SOURCE MATERIAL:
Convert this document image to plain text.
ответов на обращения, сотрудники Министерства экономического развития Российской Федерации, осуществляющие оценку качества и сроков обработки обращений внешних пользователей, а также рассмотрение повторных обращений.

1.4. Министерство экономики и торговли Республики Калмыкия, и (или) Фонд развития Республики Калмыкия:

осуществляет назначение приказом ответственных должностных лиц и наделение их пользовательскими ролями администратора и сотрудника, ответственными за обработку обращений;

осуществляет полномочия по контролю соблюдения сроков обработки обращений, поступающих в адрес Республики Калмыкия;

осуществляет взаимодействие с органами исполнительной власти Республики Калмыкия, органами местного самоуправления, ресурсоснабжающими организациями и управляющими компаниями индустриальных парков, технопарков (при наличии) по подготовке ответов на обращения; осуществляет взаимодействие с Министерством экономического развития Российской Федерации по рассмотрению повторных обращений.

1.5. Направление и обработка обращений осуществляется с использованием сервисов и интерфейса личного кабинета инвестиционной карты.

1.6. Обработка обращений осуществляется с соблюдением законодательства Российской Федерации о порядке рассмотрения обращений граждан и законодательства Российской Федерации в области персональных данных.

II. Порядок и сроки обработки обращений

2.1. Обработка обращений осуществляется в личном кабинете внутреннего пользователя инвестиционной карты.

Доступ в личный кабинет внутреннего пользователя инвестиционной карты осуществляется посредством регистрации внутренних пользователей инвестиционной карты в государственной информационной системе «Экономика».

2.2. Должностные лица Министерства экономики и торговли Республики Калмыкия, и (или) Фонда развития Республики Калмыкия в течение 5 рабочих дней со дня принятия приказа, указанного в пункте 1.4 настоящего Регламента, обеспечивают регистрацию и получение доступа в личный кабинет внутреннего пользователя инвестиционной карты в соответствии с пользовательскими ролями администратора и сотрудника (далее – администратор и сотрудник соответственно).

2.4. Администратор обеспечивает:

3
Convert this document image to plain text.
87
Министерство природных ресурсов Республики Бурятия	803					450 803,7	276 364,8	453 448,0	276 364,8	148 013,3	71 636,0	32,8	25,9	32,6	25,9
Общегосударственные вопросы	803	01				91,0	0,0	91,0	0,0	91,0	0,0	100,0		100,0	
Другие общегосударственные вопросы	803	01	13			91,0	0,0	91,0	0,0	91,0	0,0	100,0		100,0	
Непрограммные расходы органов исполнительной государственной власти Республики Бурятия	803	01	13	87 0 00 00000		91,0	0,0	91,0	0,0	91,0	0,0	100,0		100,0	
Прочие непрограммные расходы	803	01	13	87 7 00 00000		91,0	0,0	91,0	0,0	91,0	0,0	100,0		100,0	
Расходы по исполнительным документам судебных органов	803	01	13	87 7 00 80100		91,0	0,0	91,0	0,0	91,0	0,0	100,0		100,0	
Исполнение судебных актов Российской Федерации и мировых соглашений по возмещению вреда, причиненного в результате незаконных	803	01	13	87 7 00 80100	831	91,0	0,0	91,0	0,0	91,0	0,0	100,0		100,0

==

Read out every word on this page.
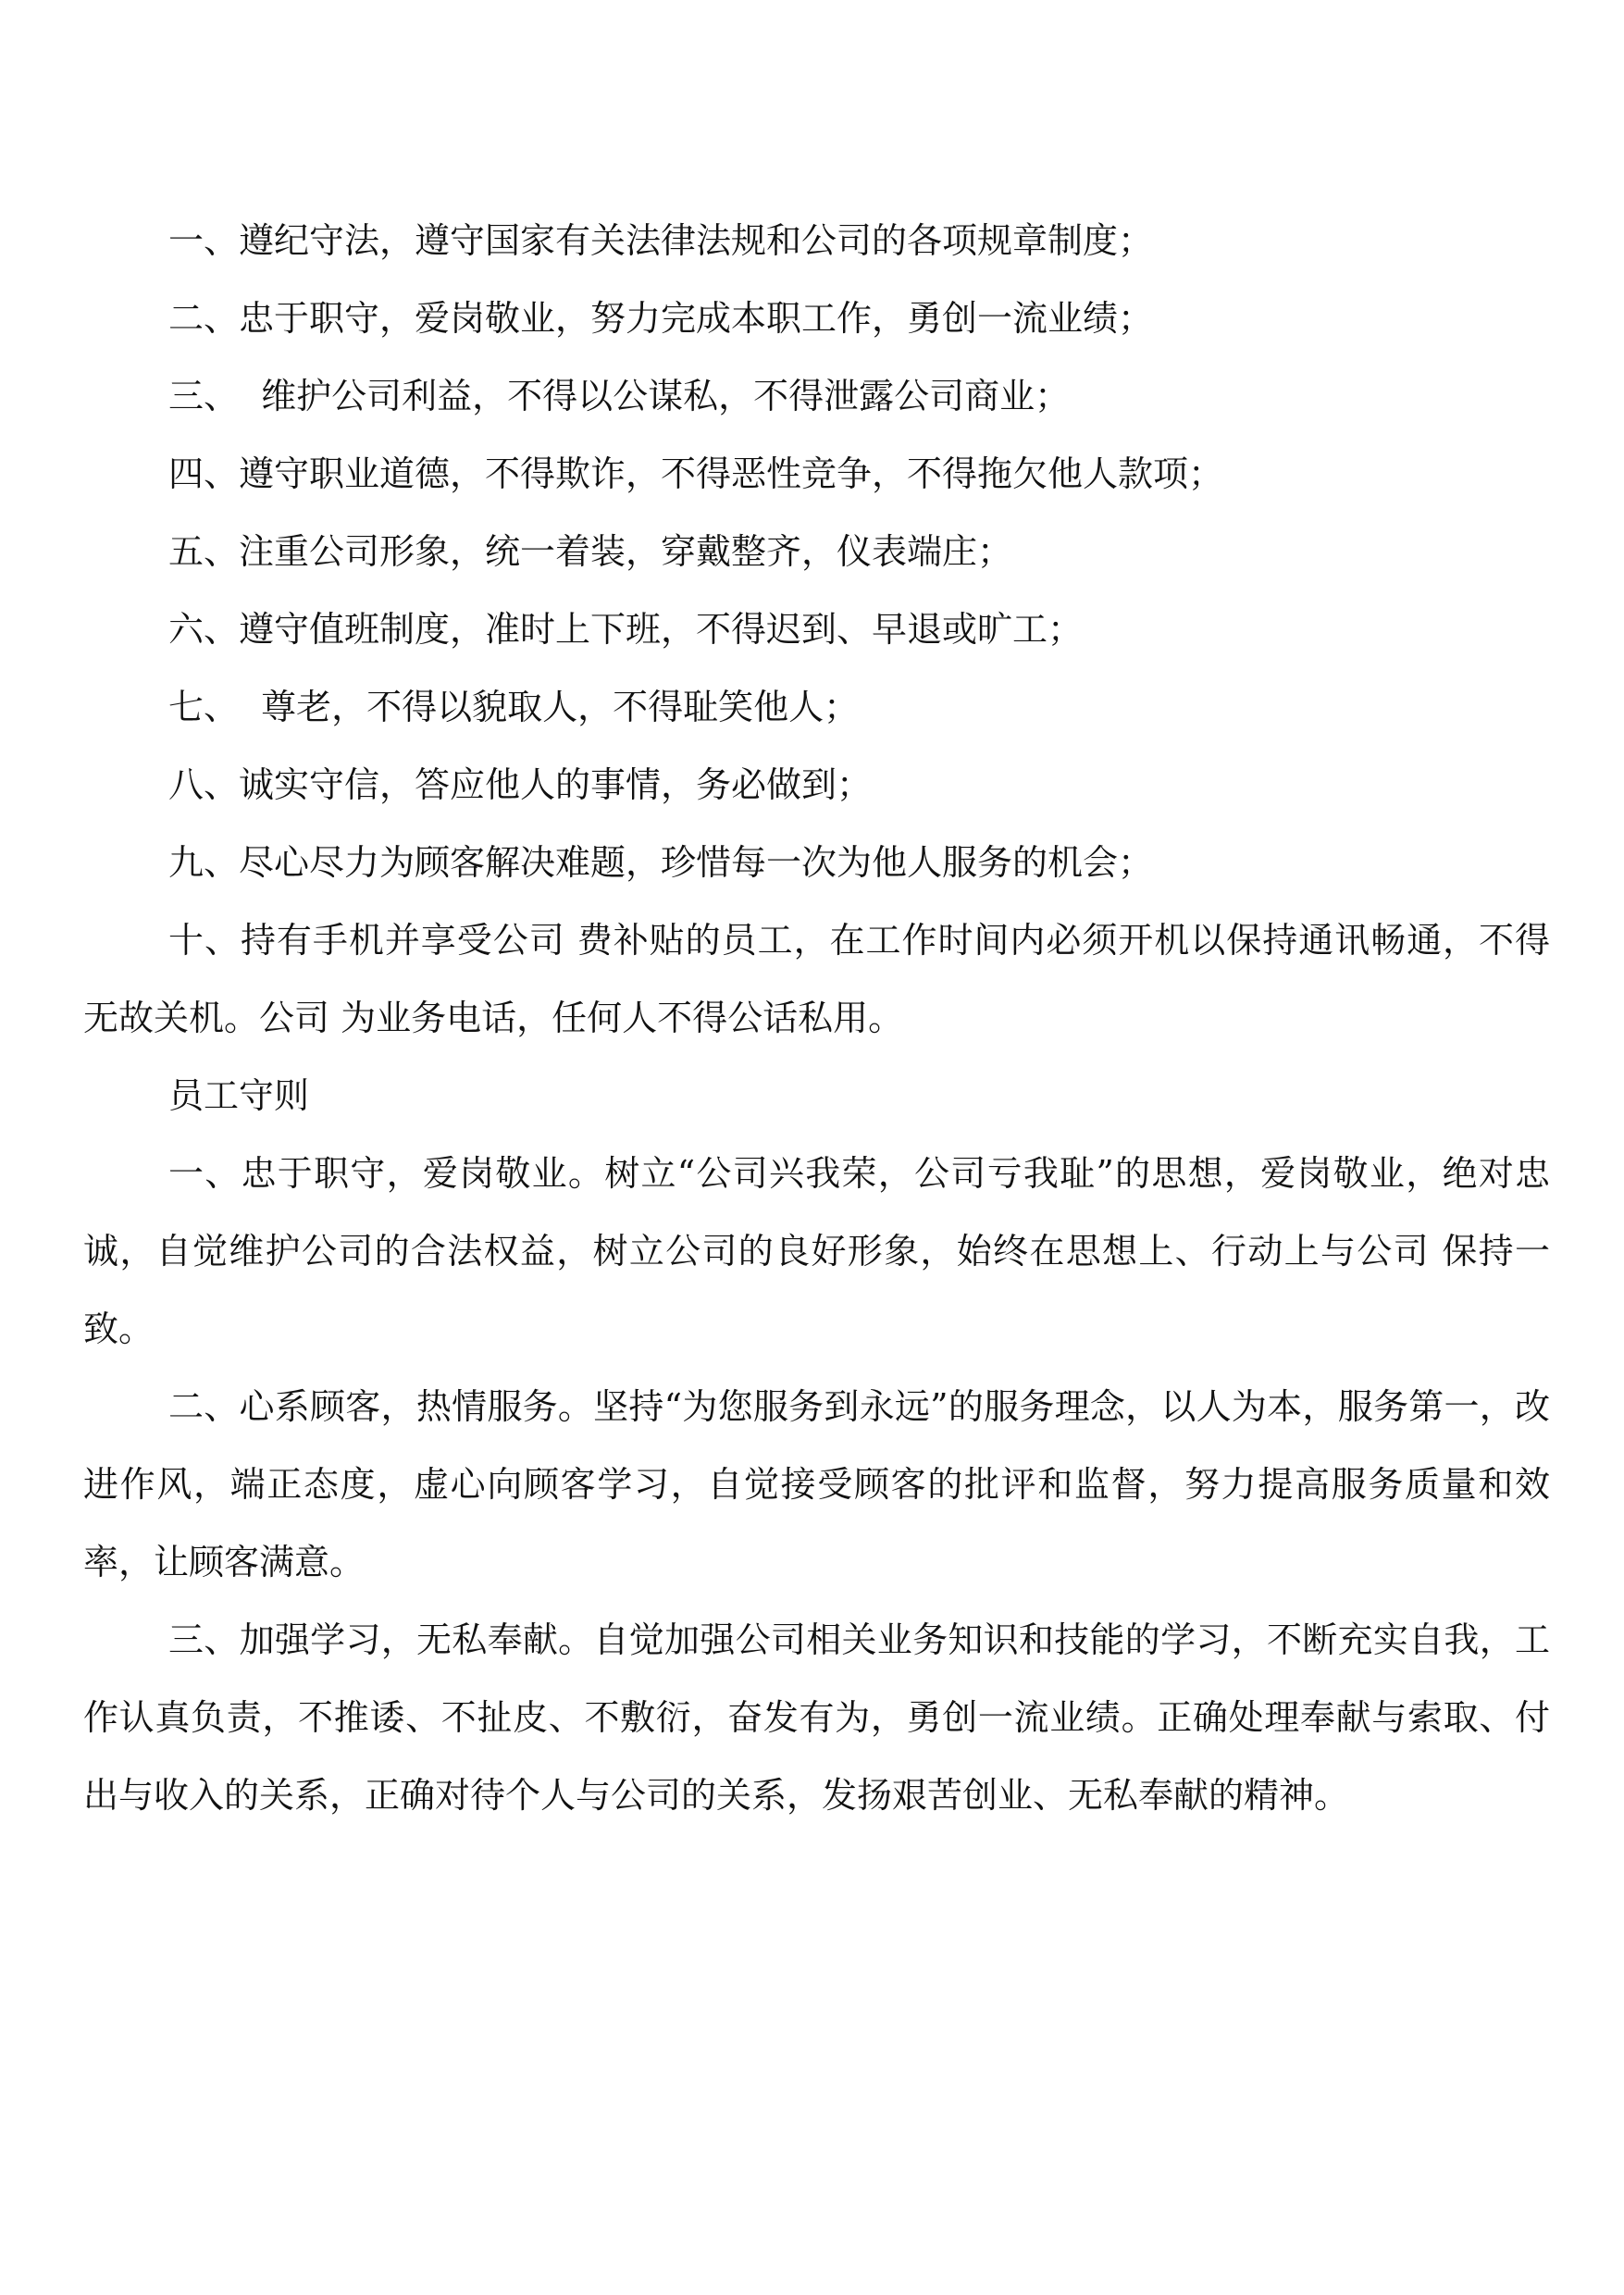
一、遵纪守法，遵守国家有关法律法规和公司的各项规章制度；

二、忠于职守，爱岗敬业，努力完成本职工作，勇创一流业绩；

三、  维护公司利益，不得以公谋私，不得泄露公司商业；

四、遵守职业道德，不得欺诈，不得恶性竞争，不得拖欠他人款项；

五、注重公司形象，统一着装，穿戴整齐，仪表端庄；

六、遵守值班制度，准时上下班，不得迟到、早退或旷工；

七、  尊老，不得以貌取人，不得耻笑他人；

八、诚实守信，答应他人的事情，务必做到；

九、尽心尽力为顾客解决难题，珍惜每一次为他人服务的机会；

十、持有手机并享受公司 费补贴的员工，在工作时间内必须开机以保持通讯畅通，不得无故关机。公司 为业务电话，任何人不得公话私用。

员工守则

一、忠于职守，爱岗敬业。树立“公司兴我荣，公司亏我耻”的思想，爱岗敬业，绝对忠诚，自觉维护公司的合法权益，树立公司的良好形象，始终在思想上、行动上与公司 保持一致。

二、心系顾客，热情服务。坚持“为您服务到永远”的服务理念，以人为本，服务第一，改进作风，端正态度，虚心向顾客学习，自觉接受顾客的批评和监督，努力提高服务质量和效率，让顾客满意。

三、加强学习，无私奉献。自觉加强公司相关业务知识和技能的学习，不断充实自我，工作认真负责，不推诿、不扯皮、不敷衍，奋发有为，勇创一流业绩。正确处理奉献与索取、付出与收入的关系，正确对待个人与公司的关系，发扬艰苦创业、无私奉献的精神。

---

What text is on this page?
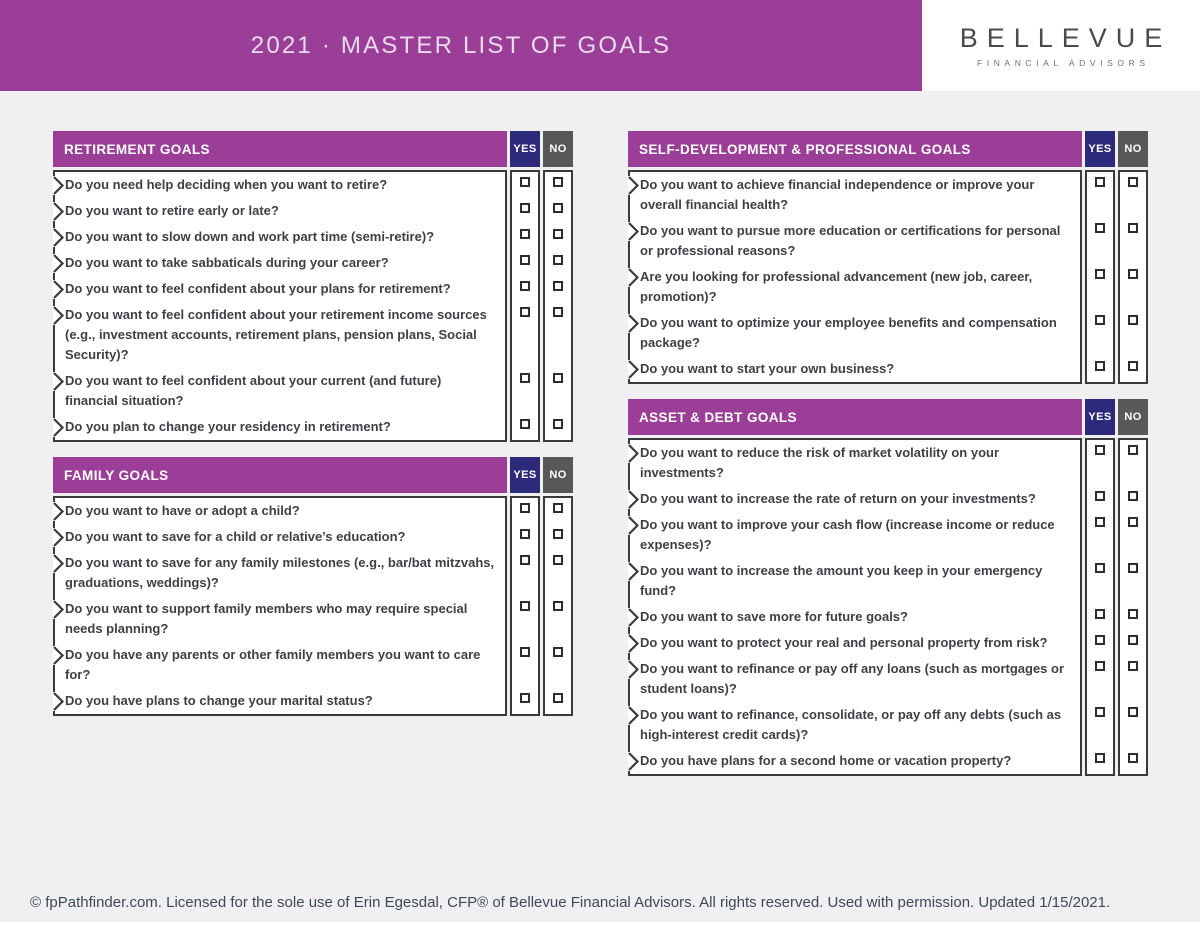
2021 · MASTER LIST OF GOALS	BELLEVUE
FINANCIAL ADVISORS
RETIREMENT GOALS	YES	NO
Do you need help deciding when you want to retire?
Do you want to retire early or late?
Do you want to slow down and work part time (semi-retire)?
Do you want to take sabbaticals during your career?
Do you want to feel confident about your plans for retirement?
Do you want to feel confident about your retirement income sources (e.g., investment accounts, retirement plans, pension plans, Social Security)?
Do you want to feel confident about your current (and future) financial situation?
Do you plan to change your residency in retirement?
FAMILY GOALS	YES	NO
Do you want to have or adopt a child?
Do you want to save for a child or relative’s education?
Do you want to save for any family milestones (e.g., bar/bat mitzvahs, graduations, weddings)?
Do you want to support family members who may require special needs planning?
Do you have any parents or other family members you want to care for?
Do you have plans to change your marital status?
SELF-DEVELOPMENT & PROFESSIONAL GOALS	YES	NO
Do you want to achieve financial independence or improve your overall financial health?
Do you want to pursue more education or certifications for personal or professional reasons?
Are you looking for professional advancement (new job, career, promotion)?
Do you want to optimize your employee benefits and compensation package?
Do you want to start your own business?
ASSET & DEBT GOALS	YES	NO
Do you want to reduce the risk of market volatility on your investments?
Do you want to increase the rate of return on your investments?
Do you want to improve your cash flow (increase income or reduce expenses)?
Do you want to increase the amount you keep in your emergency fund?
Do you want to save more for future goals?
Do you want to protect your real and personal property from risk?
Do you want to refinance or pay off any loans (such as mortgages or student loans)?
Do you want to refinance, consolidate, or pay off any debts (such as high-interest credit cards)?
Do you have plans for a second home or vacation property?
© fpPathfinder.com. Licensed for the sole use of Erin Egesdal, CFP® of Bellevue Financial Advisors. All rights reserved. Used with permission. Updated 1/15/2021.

TASK REQUIREMENTS:
Of the lines in the material, how many hold the word "investments"? Reply with the number only.

EXERCISE RESULT:
2